[Begin Task data]
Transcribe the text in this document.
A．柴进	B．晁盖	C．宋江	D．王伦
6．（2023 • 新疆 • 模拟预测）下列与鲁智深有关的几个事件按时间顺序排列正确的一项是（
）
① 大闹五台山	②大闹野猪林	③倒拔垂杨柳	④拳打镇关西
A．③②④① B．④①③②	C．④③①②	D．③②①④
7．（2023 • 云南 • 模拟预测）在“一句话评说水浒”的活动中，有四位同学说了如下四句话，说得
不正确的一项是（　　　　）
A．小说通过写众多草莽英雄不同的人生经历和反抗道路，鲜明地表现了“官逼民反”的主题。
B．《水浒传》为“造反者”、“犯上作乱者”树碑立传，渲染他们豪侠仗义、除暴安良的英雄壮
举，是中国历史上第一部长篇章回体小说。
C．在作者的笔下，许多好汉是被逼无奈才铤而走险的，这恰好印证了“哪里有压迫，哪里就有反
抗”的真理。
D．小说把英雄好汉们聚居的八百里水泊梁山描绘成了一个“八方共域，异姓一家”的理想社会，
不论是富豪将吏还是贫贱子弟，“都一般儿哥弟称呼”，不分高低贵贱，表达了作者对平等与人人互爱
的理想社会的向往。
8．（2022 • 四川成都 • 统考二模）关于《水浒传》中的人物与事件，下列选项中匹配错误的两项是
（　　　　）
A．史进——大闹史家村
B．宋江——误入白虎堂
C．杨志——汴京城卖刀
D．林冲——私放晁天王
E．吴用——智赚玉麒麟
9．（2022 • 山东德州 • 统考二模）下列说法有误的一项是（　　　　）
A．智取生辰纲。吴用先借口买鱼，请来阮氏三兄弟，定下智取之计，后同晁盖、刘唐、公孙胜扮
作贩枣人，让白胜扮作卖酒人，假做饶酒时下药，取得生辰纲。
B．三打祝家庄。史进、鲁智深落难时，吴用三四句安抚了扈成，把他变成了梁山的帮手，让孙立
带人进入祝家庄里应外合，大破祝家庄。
[End Task data]
Copy each line of the data above without altering a single character.

• **Written answer**
Transcribe the text in this document.
A．柴进	B．晁盖	C．宋江	D．王伦
6．（2023 • 新疆 • 模拟预测）下列与鲁智深有关的几个事件按时间顺序排列正确的一项是（
）
① 大闹五台山	②大闹野猪林	③倒拔垂杨柳	④拳打镇关西
A．③②④① B．④①③②	C．④③①②	D．③②①④
7．（2023 • 云南 • 模拟预测）在“一句话评说水浒”的活动中，有四位同学说了如下四句话，说得
不正确的一项是（　　　　）
A．小说通过写众多草莽英雄不同的人生经历和反抗道路，鲜明地表现了“官逼民反”的主题。
B．《水浒传》为“造反者”、“犯上作乱者”树碑立传，渲染他们豪侠仗义、除暴安良的英雄壮
举，是中国历史上第一部长篇章回体小说。
C．在作者的笔下，许多好汉是被逼无奈才铤而走险的，这恰好印证了“哪里有压迫，哪里就有反
抗”的真理。
D．小说把英雄好汉们聚居的八百里水泊梁山描绘成了一个“八方共域，异姓一家”的理想社会，
不论是富豪将吏还是贫贱子弟，“都一般儿哥弟称呼”，不分高低贵贱，表达了作者对平等与人人互爱
的理想社会的向往。
8．（2022 • 四川成都 • 统考二模）关于《水浒传》中的人物与事件，下列选项中匹配错误的两项是
（　　　　）
A．史进——大闹史家村
B．宋江——误入白虎堂
C．杨志——汴京城卖刀
D．林冲——私放晁天王
E．吴用——智赚玉麒麟
9．（2022 • 山东德州 • 统考二模）下列说法有误的一项是（　　　　）
A．智取生辰纲。吴用先借口买鱼，请来阮氏三兄弟，定下智取之计，后同晁盖、刘唐、公孙胜扮
作贩枣人，让白胜扮作卖酒人，假做饶酒时下药，取得生辰纲。
B．三打祝家庄。史进、鲁智深落难时，吴用三四句安抚了扈成，把他变成了梁山的帮手，让孙立
带人进入祝家庄里应外合，大破祝家庄。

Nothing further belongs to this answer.